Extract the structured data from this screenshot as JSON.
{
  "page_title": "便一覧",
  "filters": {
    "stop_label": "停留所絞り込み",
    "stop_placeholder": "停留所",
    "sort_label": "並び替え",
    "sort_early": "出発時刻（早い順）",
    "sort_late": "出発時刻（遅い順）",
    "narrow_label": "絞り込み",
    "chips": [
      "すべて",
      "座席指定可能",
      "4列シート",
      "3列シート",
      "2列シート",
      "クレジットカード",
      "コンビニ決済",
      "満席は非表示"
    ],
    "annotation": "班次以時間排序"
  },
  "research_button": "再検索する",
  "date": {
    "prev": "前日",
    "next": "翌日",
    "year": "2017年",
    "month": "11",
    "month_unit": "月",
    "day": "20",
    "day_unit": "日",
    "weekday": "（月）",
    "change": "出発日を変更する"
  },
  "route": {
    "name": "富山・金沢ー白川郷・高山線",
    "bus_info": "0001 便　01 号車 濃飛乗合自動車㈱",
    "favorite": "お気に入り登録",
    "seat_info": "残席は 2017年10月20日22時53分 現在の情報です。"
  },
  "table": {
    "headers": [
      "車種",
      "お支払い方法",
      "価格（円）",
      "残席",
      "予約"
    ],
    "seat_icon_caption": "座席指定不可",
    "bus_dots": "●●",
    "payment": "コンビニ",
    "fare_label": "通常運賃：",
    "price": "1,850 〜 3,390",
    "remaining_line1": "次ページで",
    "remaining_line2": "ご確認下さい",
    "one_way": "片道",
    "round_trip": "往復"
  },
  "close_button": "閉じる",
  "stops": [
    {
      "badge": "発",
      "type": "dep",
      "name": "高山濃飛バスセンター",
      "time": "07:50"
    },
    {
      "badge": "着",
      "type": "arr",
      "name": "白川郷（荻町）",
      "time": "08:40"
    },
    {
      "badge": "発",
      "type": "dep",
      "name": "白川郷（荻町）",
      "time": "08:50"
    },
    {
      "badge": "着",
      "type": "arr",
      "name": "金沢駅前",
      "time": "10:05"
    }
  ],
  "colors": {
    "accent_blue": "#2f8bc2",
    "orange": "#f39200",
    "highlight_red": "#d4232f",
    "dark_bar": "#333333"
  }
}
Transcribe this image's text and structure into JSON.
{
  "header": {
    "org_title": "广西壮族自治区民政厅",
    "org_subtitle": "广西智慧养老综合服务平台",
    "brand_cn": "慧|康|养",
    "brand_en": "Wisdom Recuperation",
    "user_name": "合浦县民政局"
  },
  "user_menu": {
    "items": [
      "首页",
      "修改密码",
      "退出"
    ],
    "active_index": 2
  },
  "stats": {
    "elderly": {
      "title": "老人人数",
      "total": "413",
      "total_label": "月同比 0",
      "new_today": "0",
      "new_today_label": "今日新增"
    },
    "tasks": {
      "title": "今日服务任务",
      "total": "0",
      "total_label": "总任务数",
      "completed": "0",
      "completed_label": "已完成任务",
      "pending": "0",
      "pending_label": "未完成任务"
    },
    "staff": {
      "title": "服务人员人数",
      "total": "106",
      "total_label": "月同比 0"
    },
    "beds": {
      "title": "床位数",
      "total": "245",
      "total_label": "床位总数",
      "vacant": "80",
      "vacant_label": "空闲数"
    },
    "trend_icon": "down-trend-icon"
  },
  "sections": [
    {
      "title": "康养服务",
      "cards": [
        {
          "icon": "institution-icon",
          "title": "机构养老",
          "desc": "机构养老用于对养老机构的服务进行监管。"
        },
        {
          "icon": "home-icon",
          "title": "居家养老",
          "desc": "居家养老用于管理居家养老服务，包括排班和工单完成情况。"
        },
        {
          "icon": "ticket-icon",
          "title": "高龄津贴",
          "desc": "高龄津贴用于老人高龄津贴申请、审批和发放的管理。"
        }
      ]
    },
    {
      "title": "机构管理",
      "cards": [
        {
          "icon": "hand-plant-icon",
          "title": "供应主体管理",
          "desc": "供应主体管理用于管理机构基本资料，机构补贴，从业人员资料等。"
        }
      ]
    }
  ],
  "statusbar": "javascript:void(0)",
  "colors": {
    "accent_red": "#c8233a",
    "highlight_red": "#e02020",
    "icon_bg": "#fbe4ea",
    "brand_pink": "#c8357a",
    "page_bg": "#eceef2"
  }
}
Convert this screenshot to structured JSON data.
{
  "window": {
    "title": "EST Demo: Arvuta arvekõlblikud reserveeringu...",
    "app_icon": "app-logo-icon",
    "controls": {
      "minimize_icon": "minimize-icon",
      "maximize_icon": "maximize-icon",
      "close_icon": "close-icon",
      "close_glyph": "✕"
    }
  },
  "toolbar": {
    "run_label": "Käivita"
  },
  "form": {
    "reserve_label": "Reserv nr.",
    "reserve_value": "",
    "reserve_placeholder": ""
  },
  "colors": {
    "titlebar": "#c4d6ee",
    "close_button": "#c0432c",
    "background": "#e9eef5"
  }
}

○ ○ ○ ○

Retype the records that precede this task, keeping them exactly the same.

Extract the structured data from this screenshot as JSON.
{
  "page_title": "便一覧",
  "filters": {
    "stop_label": "停留所絞り込み",
    "stop_placeholder": "停留所",
    "sort_label": "並び替え",
    "sort_early": "出発時刻（早い順）",
    "sort_late": "出発時刻（遅い順）",
    "narrow_label": "絞り込み",
    "chips": [
      "すべて",
      "座席指定可能",
      "4列シート",
      "3列シート",
      "2列シート",
      "クレジットカード",
      "コンビニ決済",
      "満席は非表示"
    ],
    "annotation": "班次以時間排序"
  },
  "research_button": "再検索する",
  "date": {
    "prev": "前日",
    "next": "翌日",
    "year": "2017年",
    "month": "11",
    "month_unit": "月",
    "day": "20",
    "day_unit": "日",
    "weekday": "（月）",
    "change": "出発日を変更する"
  },
  "route": {
    "name": "富山・金沢ー白川郷・高山線",
    "bus_info": "0001 便　01 号車 濃飛乗合自動車㈱",
    "favorite": "お気に入り登録",
    "seat_info": "残席は 2017年10月20日22時53分 現在の情報です。"
  },
  "table": {
    "headers": [
      "車種",
      "お支払い方法",
      "価格（円）",
      "残席",
      "予約"
    ],
    "seat_icon_caption": "座席指定不可",
    "bus_dots": "●●",
    "payment": "コンビニ",
    "fare_label": "通常運賃：",
    "price": "1,850 〜 3,390",
    "remaining_line1": "次ページで",
    "remaining_line2": "ご確認下さい",
    "one_way": "片道",
    "round_trip": "往復"
  },
  "close_button": "閉じる",
  "stops": [
    {
      "badge": "発",
      "type": "dep",
      "name": "高山濃飛バスセンター",
      "time": "07:50"
    },
    {
      "badge": "着",
      "type": "arr",
      "name": "白川郷（荻町）",
      "time": "08:40"
    },
    {
      "badge": "発",
      "type": "dep",
      "name": "白川郷（荻町）",
      "time": "08:50"
    },
    {
      "badge": "着",
      "type": "arr",
      "name": "金沢駅前",
      "time": "10:05"
    }
  ],
  "colors": {
    "accent_blue": "#2f8bc2",
    "orange": "#f39200",
    "highlight_red": "#d4232f",
    "dark_bar": "#333333"
  }
}
Transcribe this image's text and structure into JSON.
{
  "header": {
    "org_title": "广西壮族自治区民政厅",
    "org_subtitle": "广西智慧养老综合服务平台",
    "brand_cn": "慧|康|养",
    "brand_en": "Wisdom Recuperation",
    "user_name": "合浦县民政局"
  },
  "user_menu": {
    "items": [
      "首页",
      "修改密码",
      "退出"
    ],
    "active_index": 2
  },
  "stats": {
    "elderly": {
      "title": "老人人数",
      "total": "413",
      "total_label": "月同比 0",
      "new_today": "0",
      "new_today_label": "今日新增"
    },
    "tasks": {
      "title": "今日服务任务",
      "total": "0",
      "total_label": "总任务数",
      "completed": "0",
      "completed_label": "已完成任务",
      "pending": "0",
      "pending_label": "未完成任务"
    },
    "staff": {
      "title": "服务人员人数",
      "total": "106",
      "total_label": "月同比 0"
    },
    "beds": {
      "title": "床位数",
      "total": "245",
      "total_label": "床位总数",
      "vacant": "80",
      "vacant_label": "空闲数"
    },
    "trend_icon": "down-trend-icon"
  },
  "sections": [
    {
      "title": "康养服务",
      "cards": [
        {
          "icon": "institution-icon",
          "title": "机构养老",
          "desc": "机构养老用于对养老机构的服务进行监管。"
        },
        {
          "icon": "home-icon",
          "title": "居家养老",
          "desc": "居家养老用于管理居家养老服务，包括排班和工单完成情况。"
        },
        {
          "icon": "ticket-icon",
          "title": "高龄津贴",
          "desc": "高龄津贴用于老人高龄津贴申请、审批和发放的管理。"
        }
      ]
    },
    {
      "title": "机构管理",
      "cards": [
        {
          "icon": "hand-plant-icon",
          "title": "供应主体管理",
          "desc": "供应主体管理用于管理机构基本资料，机构补贴，从业人员资料等。"
        }
      ]
    }
  ],
  "statusbar": "javascript:void(0)",
  "colors": {
    "accent_red": "#c8233a",
    "highlight_red": "#e02020",
    "icon_bg": "#fbe4ea",
    "brand_pink": "#c8357a",
    "page_bg": "#eceef2"
  }
}
Convert this screenshot to structured JSON data.
{
  "window": {
    "title": "EST Demo: Arvuta arvekõlblikud reserveeringu...",
    "app_icon": "app-logo-icon",
    "controls": {
      "minimize_icon": "minimize-icon",
      "maximize_icon": "maximize-icon",
      "close_icon": "close-icon",
      "close_glyph": "✕"
    }
  },
  "toolbar": {
    "run_label": "Käivita"
  },
  "form": {
    "reserve_label": "Reserv nr.",
    "reserve_value": "",
    "reserve_placeholder": ""
  },
  "colors": {
    "titlebar": "#c4d6ee",
    "close_button": "#c0432c",
    "background": "#e9eef5"
  }
}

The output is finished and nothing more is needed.